___ Texto seleccionado

No deje sonar el despertador, aunque era sábado y para mi
levantarse a las 9 y media de la mañana, es madrugar. Pero estaba nerviosa.
Había dormido un poco agitada, había repasado todo lo que iba hacer y lo que
iba decir… estaba esperando este día. Me había dado tiempo a calcular
absolutamente todo.
Me sobro tiempo. Desayune más despacio de lo normal, sabía
que tenía que llevarme, que iba a ponerme. Actuaba por inercia. Eso sí, me
latía el corazón fuerte y alegre. Volvía a mi sitio favorito del mundo después
de tanto tiempo... Y me moría por curiosidad por saber que iba a encontrarme.
Como de costumbre, mi hermano no me dejo conducir, asique
puse la música alta, muy alta. Más alta que los problemas. Y cantamos. Nos
reímos de camino, hablamos de muchas cosas. En fin, nos apetecía pueblo, y se
notaba.
Todo el mundo disfrutaba de su semana santa, asique la
carretera era prácticamente nuestra. Llegamos en seguida. En un abrir y cerrar
de ojos, nos encontrábamos delante del cartel con el nombre de nuestro sitio.
Subimos la cuesta. A la derecha se iban
amontonando los coches. Ya había mucha gente. Mi hermano pito, dando aviso de
que ya habíamos llegado… fuimos directos a casa. Aparcamos en la puerta y antes
de bajar, mi madre abrió para recibirnos. Y al otro lado, un coche, negro.
Frena de golpe. Pita. Baja la ventanilla y se escucha una voz ¡venga copón, que
llegáis los últimos! Sí, habíamos llegado. ¡Por fin en casa!
Lo primero que pensé nada más bajar del coche fue… ¡joder
que frío hace en este pueblo! ¿lo segundo? Me encanta como huele.
El olor a pueblo, a chasca inundo mis fosas nasales. Respiré
hondo, sin gota de contaminación y empezó todo.
Era día de paella en el pueblo. Una excusa para juntarnos
todos. Es la mejor manera de encontrarte con la gente, hasta con la que no te
hace demasiada gracia. Todo el mundo se para a saludar. Se te agotan los besos
de tanto repartirlos. Te peleas con las señoras mayores por el asiento. Y los
hombres se arremolinan en las ascuas para ser los primeros en probar el forro.
La barra siempre está llena y siempre hay alguien que se alegra tanto de verte
que te invita a una cerveza. Los niños corriendo, las mamas en grupo vigilando.
Que no falten los comentarios de ¡pero qué guapa estas niña! Que oye, es verdad
que te suben la autoestima. Y un sinfín de preguntas que dan ganas de no
contestar: ¿Cuándo has venido? ¿Cuándo te vas? ¿Dónde te has dejado el novio? ¿Oye
y tu abuelo que tal anda? En fin… la vida del pueblo.

______

Trabajo requerido:
1. Indique si cada una de las siguientes afirmaciones concuerda con el relato sobre la vuelta al pueblo y respalde cada respuesta (sí o no) con las palabras decisivas del texto, citadas literalmente: (a) El hermano permitió conducir a la persona que narra. (b) La carretera estaba casi vacía porque todo el mundo disfrutaba de la Semana Santa. (c) La madre esperó dentro de la casa hasta que bajaron del coche.
2. Reproduzca del relato sobre la vuelta al pueblo el fragmento que comienza con "Todo el mundo disfrutaba" y continúa hasta "un coche, negro.", ambos incluidos.

___ Datos proporcionados

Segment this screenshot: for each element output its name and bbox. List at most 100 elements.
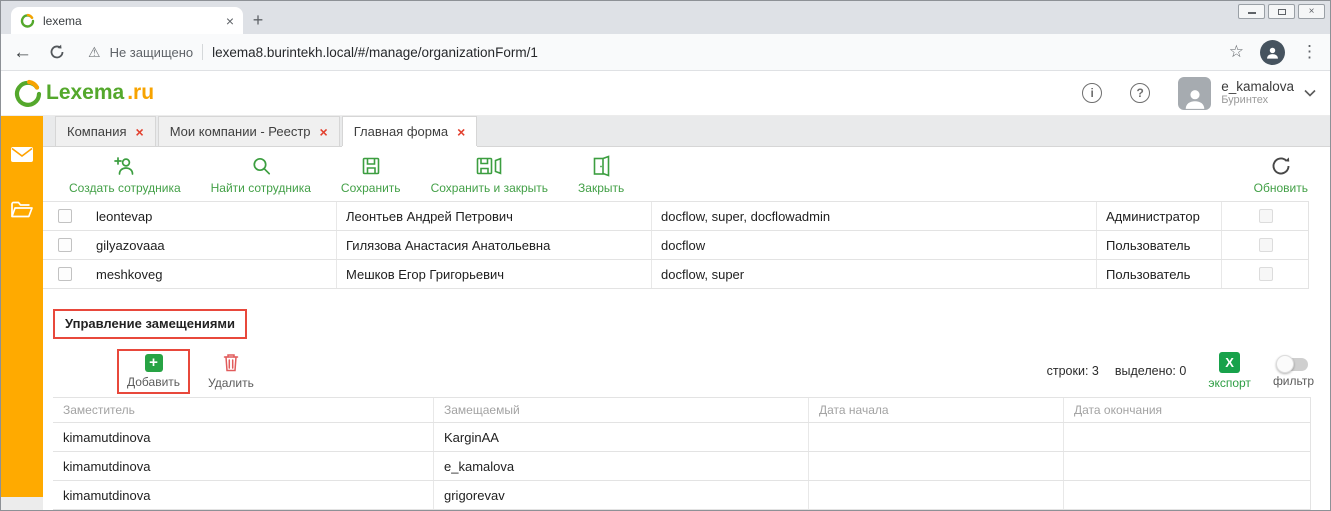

______

Soluciones por tarea:
1.
(a) No: «mi hermano no me dejo conducir».
(b) Sí: «Todo el mundo disfrutaba de su semana santa, asique la carretera era prácticamente nuestra».
(c) No: «Aparcamos en la puerta y antes de bajar, mi madre abrió para recibirnos».

2.
Todo el mundo disfrutaba de su semana santa, asique la
carretera era prácticamente nuestra. Llegamos en seguida. En un abrir y cerrar
de ojos, nos encontrábamos delante del cartel con el nombre de nuestro sitio.
Subimos la cuesta. A la derecha se iban
amontonando los coches. Ya había mucha gente. Mi hermano pito, dando aviso de
que ya habíamos llegado… fuimos directos a casa. Aparcamos en la puerta y antes
de bajar, mi madre abrió para recibirnos. Y al otro lado, un coche, negro.